[What the exercise asks] From the listing below, select every line where the word "this" appears.

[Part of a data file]
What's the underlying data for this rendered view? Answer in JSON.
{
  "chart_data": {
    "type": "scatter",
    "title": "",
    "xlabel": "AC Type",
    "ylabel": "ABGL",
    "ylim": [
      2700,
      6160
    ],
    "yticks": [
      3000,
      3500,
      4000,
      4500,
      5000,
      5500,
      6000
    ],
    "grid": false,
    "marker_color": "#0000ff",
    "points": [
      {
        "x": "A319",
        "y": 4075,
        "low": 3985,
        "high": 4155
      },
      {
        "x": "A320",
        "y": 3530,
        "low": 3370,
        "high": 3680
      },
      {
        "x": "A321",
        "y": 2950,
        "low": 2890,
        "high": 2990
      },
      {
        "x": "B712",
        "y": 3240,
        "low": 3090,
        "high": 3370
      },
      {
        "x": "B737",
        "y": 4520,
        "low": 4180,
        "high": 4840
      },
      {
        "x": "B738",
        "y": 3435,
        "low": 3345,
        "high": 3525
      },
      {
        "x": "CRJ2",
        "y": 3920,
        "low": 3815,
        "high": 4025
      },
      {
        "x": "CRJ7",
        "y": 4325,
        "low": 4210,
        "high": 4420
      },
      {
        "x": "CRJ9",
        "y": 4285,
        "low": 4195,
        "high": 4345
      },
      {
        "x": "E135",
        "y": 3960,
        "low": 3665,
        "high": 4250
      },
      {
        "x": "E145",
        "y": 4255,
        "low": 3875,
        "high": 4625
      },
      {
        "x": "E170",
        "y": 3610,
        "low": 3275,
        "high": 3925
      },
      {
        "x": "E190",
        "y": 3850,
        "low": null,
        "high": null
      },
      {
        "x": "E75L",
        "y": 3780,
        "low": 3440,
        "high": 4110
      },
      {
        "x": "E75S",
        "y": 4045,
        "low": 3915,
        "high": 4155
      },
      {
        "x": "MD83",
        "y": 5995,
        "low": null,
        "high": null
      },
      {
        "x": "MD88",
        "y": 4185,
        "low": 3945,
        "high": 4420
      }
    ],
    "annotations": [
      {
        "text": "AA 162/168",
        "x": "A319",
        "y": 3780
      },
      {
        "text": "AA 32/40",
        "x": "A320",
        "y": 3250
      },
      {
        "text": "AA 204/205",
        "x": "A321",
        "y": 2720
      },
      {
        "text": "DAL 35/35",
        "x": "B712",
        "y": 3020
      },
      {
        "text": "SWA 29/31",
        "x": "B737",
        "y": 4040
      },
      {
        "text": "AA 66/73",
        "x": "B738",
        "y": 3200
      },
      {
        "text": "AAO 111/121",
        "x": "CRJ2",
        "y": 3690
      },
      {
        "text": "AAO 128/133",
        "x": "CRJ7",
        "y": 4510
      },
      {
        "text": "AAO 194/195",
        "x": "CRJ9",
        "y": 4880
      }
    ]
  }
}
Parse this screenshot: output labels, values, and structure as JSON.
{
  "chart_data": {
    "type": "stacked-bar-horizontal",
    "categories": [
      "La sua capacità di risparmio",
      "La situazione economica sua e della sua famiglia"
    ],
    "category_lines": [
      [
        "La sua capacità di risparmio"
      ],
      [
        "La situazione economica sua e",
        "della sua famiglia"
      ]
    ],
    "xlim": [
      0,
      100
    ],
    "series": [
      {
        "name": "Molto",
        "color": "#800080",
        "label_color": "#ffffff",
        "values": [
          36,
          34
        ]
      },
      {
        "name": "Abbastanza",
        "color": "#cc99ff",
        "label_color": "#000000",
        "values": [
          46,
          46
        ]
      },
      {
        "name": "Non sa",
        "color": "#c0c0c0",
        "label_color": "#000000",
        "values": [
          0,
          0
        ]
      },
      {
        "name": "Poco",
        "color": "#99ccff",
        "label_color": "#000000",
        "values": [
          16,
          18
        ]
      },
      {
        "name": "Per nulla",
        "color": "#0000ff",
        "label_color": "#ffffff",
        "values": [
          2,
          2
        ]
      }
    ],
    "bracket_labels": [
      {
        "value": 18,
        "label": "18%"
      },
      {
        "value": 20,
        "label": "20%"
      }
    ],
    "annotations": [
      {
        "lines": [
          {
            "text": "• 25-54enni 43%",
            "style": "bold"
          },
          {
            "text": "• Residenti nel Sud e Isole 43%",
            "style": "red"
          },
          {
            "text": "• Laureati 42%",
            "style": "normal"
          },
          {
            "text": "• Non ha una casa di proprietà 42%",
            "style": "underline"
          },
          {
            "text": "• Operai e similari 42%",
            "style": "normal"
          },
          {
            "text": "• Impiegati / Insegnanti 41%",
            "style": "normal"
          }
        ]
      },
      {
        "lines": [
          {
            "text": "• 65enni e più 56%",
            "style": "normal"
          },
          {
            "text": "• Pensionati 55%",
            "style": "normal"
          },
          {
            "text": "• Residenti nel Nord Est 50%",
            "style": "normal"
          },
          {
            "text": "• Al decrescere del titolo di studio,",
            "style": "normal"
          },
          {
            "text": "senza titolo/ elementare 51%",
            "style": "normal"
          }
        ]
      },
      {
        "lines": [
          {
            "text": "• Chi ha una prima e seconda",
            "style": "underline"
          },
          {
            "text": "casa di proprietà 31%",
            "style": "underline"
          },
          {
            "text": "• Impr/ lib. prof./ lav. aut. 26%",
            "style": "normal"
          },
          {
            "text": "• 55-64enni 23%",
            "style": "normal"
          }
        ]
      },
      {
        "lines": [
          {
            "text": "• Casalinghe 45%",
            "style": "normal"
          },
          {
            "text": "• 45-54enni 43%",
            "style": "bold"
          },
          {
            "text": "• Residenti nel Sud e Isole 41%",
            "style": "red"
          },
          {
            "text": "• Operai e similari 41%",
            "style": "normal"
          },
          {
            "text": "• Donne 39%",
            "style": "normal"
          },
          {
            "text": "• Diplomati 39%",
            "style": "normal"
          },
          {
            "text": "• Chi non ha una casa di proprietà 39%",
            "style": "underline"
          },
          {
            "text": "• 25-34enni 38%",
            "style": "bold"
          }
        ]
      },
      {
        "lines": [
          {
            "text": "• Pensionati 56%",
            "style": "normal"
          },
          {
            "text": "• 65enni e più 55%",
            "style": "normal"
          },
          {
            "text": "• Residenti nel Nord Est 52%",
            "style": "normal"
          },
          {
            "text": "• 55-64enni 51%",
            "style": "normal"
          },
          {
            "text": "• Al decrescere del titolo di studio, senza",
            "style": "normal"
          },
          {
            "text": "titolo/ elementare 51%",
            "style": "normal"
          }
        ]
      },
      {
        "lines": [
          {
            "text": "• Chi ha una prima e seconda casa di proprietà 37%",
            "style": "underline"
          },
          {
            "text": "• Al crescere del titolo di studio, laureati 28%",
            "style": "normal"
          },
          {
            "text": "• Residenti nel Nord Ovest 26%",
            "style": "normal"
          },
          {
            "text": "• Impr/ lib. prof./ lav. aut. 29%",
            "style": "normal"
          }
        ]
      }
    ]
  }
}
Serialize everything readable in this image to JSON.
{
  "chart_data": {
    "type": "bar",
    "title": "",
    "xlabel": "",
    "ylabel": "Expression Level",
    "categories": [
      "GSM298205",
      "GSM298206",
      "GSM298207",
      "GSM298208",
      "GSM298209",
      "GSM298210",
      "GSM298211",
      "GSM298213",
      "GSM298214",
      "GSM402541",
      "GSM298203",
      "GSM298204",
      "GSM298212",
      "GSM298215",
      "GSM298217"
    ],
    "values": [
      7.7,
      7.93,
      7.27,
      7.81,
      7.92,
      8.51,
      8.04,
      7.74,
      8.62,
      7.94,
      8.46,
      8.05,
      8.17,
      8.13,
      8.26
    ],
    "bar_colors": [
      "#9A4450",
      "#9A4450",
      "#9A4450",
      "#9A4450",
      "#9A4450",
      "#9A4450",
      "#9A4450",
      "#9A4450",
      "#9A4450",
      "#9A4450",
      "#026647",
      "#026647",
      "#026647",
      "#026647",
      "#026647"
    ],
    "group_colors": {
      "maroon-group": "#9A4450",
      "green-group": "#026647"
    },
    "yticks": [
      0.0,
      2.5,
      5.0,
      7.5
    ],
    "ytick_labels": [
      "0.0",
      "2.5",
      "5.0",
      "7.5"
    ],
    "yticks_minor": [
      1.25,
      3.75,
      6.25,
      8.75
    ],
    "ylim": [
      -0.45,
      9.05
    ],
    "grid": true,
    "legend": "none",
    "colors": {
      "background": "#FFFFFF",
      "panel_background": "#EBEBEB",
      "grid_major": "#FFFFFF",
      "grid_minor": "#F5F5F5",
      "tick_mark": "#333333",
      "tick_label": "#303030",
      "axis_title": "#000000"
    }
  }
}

[Answer in full]
What's the underlying data for this rendered view? Answer in JSON.
Parse this screenshot: output labels, values, and structure as JSON.
Serialize everything readable in this image to JSON.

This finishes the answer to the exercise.